Provided text -
______________________________
Journalist and poet from the DRC

Elisabeth Françoise Mweya Tol'Ande (born 7 July 1947) is a poet and journalist from Kinshasa, Democratic Republic of the Congo.

Tol'Ande was the winner of the Sébastien Ngonso Prize for Poetry in 1967 and the Mobuto Seseko Prize for Poetry in 1972. She received the Bronze Medal of Arts, Science and Letters Merit (Médaille du mérite des Arts, Sciences et Lettres) in 1970.

==Early life and education==
Tol'Ande was born in Kinshasa on 7 July 1947. Her mother made money by selling food at the market, and her father was a mechanic. She began studying at a Catholic school (Lycée Marie-Thérèse de Lisieux) at age ten, and developed an interest in becoming a nun. She entered a Catholic convent in 1965, but was dismissed "because of an indiscretion". After leaving the convent, she pursued a State Diploma in Literature (completed 1969) and a Diploma in Journalism (completed 1984).
______________________________
Parts of the exercise -
**1)** List every prize or medal that the Tol'Ande biography says she won or received.
**2)** Return the part of the Tol'Ande biography that starts at the words "Tol'Ande was the" and ends after the words "Journalism (completed 1984).", word for word.
The material that follows has no connection to the Tol'Ande biography.
______________________________
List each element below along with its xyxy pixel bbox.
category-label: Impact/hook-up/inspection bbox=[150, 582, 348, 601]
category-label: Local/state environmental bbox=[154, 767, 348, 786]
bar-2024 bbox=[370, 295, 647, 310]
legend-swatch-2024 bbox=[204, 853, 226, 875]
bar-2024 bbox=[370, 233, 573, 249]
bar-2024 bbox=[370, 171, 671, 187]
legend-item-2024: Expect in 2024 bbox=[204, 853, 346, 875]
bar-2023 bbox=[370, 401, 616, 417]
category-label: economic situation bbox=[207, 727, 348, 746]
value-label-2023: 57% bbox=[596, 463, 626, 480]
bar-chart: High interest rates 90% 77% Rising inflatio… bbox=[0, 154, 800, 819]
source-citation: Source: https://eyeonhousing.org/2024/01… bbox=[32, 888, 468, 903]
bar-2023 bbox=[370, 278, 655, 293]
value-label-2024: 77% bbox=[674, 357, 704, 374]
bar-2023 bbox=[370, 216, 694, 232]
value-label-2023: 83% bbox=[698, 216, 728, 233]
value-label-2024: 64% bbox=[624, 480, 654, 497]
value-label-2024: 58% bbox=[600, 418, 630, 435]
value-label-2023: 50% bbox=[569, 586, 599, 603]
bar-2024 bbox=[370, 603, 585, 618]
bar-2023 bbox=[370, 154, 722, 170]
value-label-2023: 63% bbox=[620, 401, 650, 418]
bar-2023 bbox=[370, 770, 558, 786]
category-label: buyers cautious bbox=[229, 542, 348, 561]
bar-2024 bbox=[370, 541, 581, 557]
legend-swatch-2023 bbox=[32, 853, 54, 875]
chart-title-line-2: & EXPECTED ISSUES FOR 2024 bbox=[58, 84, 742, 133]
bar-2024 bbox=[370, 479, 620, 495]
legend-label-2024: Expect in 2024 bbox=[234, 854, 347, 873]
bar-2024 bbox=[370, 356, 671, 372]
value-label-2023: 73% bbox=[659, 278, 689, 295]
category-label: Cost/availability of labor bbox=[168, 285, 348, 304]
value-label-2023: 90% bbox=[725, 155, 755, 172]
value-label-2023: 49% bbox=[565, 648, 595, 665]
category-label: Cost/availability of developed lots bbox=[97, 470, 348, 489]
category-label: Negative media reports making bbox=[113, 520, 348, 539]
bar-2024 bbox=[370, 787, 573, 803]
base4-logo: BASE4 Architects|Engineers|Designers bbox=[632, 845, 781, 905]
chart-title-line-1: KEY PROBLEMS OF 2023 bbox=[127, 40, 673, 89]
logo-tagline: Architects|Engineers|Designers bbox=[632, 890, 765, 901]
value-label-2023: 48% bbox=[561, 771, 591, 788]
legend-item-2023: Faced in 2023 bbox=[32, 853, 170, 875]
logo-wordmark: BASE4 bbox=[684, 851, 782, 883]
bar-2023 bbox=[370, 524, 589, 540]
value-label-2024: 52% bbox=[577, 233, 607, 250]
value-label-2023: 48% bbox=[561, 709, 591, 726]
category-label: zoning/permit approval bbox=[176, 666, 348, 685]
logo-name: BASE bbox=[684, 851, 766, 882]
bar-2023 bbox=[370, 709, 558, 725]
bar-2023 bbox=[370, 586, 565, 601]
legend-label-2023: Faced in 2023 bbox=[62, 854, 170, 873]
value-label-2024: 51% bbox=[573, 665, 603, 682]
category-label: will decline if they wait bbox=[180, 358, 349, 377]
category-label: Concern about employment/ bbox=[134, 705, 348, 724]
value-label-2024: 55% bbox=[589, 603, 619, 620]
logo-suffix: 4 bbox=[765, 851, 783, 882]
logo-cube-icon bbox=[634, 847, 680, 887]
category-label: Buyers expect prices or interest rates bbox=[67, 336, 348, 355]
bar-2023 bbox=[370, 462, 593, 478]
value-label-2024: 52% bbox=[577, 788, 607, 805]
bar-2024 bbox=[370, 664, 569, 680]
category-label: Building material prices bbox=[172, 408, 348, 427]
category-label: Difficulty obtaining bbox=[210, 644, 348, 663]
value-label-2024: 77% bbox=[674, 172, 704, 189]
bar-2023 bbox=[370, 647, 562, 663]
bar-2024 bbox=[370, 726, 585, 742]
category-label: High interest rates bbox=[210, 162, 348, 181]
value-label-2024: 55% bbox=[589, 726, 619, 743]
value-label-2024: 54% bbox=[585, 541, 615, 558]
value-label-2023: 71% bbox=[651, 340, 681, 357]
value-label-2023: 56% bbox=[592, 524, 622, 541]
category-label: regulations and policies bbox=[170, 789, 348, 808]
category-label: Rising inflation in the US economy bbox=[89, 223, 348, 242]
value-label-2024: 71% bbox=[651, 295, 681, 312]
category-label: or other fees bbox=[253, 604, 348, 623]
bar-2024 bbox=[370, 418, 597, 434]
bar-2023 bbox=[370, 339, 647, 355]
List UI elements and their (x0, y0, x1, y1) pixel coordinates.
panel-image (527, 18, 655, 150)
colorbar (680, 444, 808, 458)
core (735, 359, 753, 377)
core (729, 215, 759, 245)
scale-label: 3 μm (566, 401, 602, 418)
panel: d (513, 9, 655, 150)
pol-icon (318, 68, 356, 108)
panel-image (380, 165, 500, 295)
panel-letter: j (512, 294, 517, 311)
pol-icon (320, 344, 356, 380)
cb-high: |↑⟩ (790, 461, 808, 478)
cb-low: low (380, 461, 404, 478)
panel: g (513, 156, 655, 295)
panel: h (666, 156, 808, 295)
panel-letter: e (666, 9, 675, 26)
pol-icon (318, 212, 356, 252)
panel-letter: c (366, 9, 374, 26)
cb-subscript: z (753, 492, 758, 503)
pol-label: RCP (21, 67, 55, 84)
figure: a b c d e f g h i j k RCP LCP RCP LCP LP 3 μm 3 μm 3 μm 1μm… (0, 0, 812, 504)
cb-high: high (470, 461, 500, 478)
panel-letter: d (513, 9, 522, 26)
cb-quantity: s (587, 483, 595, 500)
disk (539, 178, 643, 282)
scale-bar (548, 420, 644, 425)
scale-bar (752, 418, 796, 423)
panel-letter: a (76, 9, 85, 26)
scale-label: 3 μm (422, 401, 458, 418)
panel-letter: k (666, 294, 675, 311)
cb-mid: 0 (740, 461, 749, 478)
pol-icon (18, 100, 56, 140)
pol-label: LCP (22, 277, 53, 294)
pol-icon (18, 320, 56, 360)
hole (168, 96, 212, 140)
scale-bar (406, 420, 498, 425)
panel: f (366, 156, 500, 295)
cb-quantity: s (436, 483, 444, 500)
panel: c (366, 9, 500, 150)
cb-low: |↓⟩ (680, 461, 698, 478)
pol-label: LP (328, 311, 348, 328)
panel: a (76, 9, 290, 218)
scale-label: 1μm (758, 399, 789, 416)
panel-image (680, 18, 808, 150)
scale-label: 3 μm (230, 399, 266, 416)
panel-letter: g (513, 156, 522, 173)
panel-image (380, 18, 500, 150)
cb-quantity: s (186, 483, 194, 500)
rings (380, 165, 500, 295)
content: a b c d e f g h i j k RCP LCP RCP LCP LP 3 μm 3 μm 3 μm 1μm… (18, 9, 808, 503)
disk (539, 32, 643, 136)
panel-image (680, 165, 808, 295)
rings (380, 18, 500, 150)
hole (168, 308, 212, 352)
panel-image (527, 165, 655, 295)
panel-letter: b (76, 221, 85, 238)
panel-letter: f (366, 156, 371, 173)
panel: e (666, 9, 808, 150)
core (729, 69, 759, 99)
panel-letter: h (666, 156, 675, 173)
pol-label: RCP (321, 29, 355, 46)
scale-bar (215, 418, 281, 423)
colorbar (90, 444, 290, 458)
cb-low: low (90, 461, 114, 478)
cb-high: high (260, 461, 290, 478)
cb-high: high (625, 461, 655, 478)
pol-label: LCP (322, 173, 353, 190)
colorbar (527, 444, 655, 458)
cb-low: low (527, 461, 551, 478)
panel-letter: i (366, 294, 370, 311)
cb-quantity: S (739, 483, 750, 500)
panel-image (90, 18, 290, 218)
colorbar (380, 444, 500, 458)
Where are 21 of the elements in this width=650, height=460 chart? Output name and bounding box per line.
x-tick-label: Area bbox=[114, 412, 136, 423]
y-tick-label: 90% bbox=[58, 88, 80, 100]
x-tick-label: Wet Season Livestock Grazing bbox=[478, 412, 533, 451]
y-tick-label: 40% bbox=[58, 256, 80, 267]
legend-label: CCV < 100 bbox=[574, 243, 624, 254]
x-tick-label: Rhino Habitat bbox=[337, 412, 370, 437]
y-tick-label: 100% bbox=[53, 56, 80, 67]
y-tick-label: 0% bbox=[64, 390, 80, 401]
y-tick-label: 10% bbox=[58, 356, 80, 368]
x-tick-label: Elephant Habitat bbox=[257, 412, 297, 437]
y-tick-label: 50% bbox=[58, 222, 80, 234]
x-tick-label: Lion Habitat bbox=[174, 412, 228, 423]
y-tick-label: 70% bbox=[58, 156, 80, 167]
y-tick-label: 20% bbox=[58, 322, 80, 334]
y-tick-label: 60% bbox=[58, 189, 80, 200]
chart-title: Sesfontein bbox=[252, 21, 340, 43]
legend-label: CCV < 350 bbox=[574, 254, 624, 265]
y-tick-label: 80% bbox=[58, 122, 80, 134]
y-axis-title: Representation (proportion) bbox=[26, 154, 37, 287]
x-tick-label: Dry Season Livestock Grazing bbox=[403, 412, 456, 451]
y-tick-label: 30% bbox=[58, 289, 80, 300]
______________________________
Results for each task -
**1)**
- Sébastien Ngonso Prize for Poetry (1967)
- Mobuto Seseko Prize for Poetry (1972)
- Bronze Medal of Arts, Science and Letters Merit (Médaille du mérite des Arts, Sciences et Lettres) (1970)

**2)**
Tol'Ande was the winner of the Sébastien Ngonso Prize for Poetry in 1967 and the Mobuto Seseko Prize for Poetry in 1972. She received the Bronze Medal of Arts, Science and Letters Merit (Médaille du mérite des Arts, Sciences et Lettres) in 1970.

==Early life and education==
Tol'Ande was born in Kinshasa on 7 July 1947. Her mother made money by selling food at the market, and her father was a mechanic. She began studying at a Catholic school (Lycée Marie-Thérèse de Lisieux) at age ten, and developed an interest in becoming a nun. She entered a Catholic convent in 1965, but was dismissed "because of an indiscretion". After leaving the convent, she pursued a State Diploma in Literature (completed 1969) and a Diploma in Journalism (completed 1984).